Please set down all the lines beneath this one exactly, without the pictures.

>> START

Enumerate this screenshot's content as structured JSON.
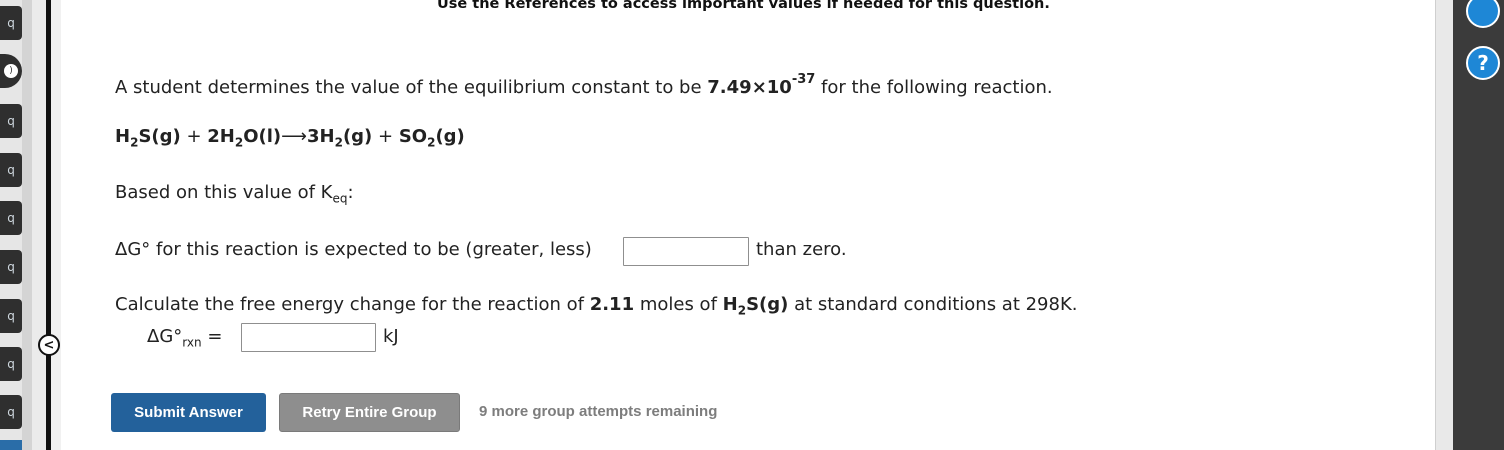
{
  "sidebar": {
    "tabs": [
      {
        "label": "q"
      },
      {
        "label": ")"
      },
      {
        "label": "q"
      },
      {
        "label": "q"
      },
      {
        "label": "q"
      },
      {
        "label": "q"
      },
      {
        "label": "q"
      },
      {
        "label": "q"
      },
      {
        "label": "q"
      }
    ],
    "collapse_icon": "chevron-left-icon",
    "collapse_glyph": "<"
  },
  "header": {
    "references_note": "Use the References to access important values if needed for this question."
  },
  "question": {
    "intro_prefix": "A student determines the value of the equilibrium constant to be ",
    "k_mantissa": "7.49×10",
    "k_exponent": "-37",
    "intro_suffix": " for the following reaction.",
    "equation": {
      "r1": "H",
      "r1_sub": "2",
      "r1_rest": "S(g)",
      "plus1": " + ",
      "r2": "2H",
      "r2_sub": "2",
      "r2_rest": "O(l)",
      "arrow": "⟶",
      "p1": "3H",
      "p1_sub": "2",
      "p1_rest": "(g)",
      "plus2": " + ",
      "p2": "SO",
      "p2_sub": "2",
      "p2_rest": "(g)"
    },
    "based_prefix": "Based on this value of K",
    "based_sub": "eq",
    "based_suffix": ":",
    "dg_prompt": "ΔG° for this reaction is expected to be (greater, less)",
    "dg_value": "",
    "dg_suffix": "than zero.",
    "calc_prefix": "Calculate the free energy change for the reaction of ",
    "calc_moles": "2.11",
    "calc_mid": " moles of ",
    "calc_species": "H",
    "calc_species_sub": "2",
    "calc_species_rest": "S(g)",
    "calc_suffix": " at standard conditions at 298K.",
    "calc_label": "ΔG°",
    "calc_label_sub": "rxn",
    "calc_eq": " =",
    "calc_value": "",
    "calc_unit": "kJ"
  },
  "actions": {
    "submit_label": "Submit Answer",
    "retry_label": "Retry Entire Group",
    "attempts_text": "9 more group attempts remaining"
  },
  "right_toolbar": {
    "icons": [
      "refresh-icon",
      "help-icon"
    ],
    "help_glyph": "?"
  },
  "colors": {
    "submit": "#23619b",
    "retry": "#8e8e8e",
    "help_icon": "#1e87d6"
  }
}
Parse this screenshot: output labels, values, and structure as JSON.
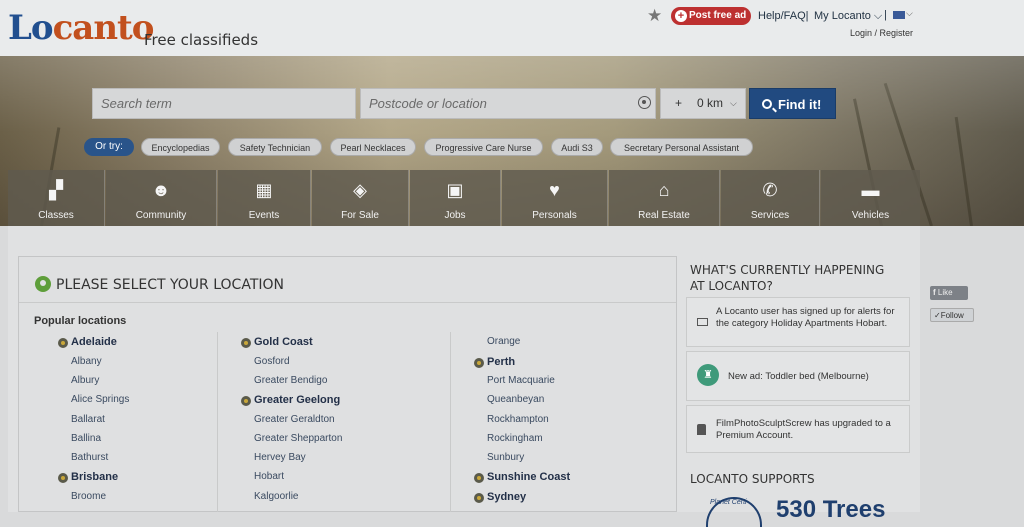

>> END

§ **Output for this task**
Enumerate this screenshot's content as structured JSON.
{
  "sidebar": {
    "tabs": [
      {
        "label": "q"
      },
      {
        "label": ")"
      },
      {
        "label": "q"
      },
      {
        "label": "q"
      },
      {
        "label": "q"
      },
      {
        "label": "q"
      },
      {
        "label": "q"
      },
      {
        "label": "q"
      },
      {
        "label": "q"
      }
    ],
    "collapse_icon": "chevron-left-icon",
    "collapse_glyph": "<"
  },
  "header": {
    "references_note": "Use the References to access important values if needed for this question."
  },
  "question": {
    "intro_prefix": "A student determines the value of the equilibrium constant to be ",
    "k_mantissa": "7.49×10",
    "k_exponent": "-37",
    "intro_suffix": " for the following reaction.",
    "equation": {
      "r1": "H",
      "r1_sub": "2",
      "r1_rest": "S(g)",
      "plus1": " + ",
      "r2": "2H",
      "r2_sub": "2",
      "r2_rest": "O(l)",
      "arrow": "⟶",
      "p1": "3H",
      "p1_sub": "2",
      "p1_rest": "(g)",
      "plus2": " + ",
      "p2": "SO",
      "p2_sub": "2",
      "p2_rest": "(g)"
    },
    "based_prefix": "Based on this value of K",
    "based_sub": "eq",
    "based_suffix": ":",
    "dg_prompt": "ΔG° for this reaction is expected to be (greater, less)",
    "dg_value": "",
    "dg_suffix": "than zero.",
    "calc_prefix": "Calculate the free energy change for the reaction of ",
    "calc_moles": "2.11",
    "calc_mid": " moles of ",
    "calc_species": "H",
    "calc_species_sub": "2",
    "calc_species_rest": "S(g)",
    "calc_suffix": " at standard conditions at 298K.",
    "calc_label": "ΔG°",
    "calc_label_sub": "rxn",
    "calc_eq": " =",
    "calc_value": "",
    "calc_unit": "kJ"
  },
  "actions": {
    "submit_label": "Submit Answer",
    "retry_label": "Retry Entire Group",
    "attempts_text": "9 more group attempts remaining"
  },
  "right_toolbar": {
    "icons": [
      "refresh-icon",
      "help-icon"
    ],
    "help_glyph": "?"
  },
  "colors": {
    "submit": "#23619b",
    "retry": "#8e8e8e",
    "help_icon": "#1e87d6"
  }
}
Parse this screenshot: output labels, values, and structure as JSON.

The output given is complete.